◆ Directive
Find the lines that contain the word "text" and copy each one.

===

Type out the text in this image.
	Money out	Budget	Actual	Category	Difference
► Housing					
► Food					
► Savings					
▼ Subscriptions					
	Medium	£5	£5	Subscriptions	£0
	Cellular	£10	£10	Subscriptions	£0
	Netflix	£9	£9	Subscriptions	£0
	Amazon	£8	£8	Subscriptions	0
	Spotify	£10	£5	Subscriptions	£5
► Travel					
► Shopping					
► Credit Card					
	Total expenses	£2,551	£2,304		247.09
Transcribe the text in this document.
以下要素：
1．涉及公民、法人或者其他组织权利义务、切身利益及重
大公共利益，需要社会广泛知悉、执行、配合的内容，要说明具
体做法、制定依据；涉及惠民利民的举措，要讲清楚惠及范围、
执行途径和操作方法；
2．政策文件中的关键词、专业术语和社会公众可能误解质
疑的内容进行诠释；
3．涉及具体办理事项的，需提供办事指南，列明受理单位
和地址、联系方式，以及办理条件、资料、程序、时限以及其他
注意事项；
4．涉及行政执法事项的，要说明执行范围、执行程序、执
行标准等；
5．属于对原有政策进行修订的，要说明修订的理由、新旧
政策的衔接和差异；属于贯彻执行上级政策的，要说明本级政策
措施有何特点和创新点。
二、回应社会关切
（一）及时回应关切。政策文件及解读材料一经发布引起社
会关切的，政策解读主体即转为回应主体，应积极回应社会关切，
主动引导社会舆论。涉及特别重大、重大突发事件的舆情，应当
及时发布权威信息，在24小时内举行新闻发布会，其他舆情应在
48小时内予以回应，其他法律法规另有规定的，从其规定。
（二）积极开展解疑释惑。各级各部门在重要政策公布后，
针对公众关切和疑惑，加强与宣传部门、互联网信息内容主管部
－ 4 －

===

◆ Solution to this problem
Type out the text in this image.
Transcribe the text in this document.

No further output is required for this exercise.